— Start DATA PROVIDED —
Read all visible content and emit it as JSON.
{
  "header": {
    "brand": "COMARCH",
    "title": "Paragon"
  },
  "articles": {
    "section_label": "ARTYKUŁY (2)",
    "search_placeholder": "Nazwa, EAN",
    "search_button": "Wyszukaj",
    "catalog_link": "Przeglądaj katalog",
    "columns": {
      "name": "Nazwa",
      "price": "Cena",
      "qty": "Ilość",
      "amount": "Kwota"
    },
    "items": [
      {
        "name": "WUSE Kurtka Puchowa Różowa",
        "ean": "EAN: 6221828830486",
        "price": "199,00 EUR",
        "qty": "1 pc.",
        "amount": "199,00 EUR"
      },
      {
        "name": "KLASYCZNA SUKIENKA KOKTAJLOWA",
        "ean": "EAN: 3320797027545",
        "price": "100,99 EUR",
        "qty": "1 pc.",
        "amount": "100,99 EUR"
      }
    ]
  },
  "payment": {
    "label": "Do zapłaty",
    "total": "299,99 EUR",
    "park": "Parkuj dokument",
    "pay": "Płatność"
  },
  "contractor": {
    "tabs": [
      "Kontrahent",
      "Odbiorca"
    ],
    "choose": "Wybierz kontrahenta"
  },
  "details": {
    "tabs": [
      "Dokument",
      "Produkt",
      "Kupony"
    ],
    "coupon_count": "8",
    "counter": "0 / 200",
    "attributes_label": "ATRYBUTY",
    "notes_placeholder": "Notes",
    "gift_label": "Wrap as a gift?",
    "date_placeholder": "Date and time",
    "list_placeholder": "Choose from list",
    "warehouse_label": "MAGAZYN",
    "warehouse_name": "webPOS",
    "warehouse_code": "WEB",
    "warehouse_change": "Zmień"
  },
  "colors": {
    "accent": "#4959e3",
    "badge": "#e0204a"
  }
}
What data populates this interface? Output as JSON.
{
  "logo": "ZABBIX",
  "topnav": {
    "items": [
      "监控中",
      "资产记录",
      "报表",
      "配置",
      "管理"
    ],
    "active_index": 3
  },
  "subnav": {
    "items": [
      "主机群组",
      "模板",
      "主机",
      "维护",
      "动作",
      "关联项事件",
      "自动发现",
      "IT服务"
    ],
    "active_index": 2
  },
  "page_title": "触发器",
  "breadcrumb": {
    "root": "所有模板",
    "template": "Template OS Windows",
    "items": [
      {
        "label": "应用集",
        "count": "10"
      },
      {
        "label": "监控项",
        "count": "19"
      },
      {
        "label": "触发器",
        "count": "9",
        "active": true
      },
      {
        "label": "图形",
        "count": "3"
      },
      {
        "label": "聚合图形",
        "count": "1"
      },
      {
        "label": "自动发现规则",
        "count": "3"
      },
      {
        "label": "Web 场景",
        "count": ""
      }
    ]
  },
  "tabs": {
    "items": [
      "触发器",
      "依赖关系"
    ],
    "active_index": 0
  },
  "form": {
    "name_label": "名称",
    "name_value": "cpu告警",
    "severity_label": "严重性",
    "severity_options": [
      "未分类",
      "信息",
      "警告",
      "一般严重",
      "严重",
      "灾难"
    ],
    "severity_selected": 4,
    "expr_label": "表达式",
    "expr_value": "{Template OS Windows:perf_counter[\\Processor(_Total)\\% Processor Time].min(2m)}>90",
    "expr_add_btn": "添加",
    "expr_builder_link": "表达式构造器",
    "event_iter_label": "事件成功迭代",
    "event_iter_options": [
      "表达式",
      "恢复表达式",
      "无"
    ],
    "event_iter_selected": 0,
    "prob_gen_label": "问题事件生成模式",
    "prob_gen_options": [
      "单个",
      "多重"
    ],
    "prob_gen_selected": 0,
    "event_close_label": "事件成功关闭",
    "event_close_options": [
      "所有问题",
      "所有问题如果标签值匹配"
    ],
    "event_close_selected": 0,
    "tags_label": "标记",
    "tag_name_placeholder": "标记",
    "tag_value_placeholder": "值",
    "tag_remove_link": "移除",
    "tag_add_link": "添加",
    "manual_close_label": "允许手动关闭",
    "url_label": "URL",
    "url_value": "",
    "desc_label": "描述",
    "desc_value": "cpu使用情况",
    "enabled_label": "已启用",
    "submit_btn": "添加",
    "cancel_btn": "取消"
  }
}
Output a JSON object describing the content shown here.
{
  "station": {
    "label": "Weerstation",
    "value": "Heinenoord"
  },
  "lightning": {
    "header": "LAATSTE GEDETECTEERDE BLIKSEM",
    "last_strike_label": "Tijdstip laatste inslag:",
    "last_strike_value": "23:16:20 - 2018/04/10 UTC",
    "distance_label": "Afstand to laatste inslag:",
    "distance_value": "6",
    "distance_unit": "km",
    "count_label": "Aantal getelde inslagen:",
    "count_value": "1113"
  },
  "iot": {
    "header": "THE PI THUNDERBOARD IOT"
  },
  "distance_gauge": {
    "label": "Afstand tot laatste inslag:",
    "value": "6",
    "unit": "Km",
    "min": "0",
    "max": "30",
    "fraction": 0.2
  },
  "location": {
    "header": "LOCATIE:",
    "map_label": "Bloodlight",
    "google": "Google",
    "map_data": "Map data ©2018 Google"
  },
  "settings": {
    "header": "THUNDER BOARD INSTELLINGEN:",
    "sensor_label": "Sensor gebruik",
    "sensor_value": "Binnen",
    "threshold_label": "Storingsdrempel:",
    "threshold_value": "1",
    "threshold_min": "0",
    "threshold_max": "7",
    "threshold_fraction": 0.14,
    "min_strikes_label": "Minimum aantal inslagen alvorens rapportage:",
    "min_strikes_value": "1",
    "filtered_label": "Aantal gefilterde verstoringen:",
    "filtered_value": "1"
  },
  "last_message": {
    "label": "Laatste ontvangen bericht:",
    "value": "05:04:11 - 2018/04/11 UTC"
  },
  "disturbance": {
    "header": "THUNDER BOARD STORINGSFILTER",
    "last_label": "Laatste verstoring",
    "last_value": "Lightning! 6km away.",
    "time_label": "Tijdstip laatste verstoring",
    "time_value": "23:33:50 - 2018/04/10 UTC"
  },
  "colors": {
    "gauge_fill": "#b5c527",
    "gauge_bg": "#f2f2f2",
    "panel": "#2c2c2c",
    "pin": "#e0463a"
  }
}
— End DATA PROVIDED —
_WHAT THE EXERCISE ASKS_
Tally every line of the listing that holds the string "Output", then give the number by itself.

_SOLUTION TO THE PROBLEM_
2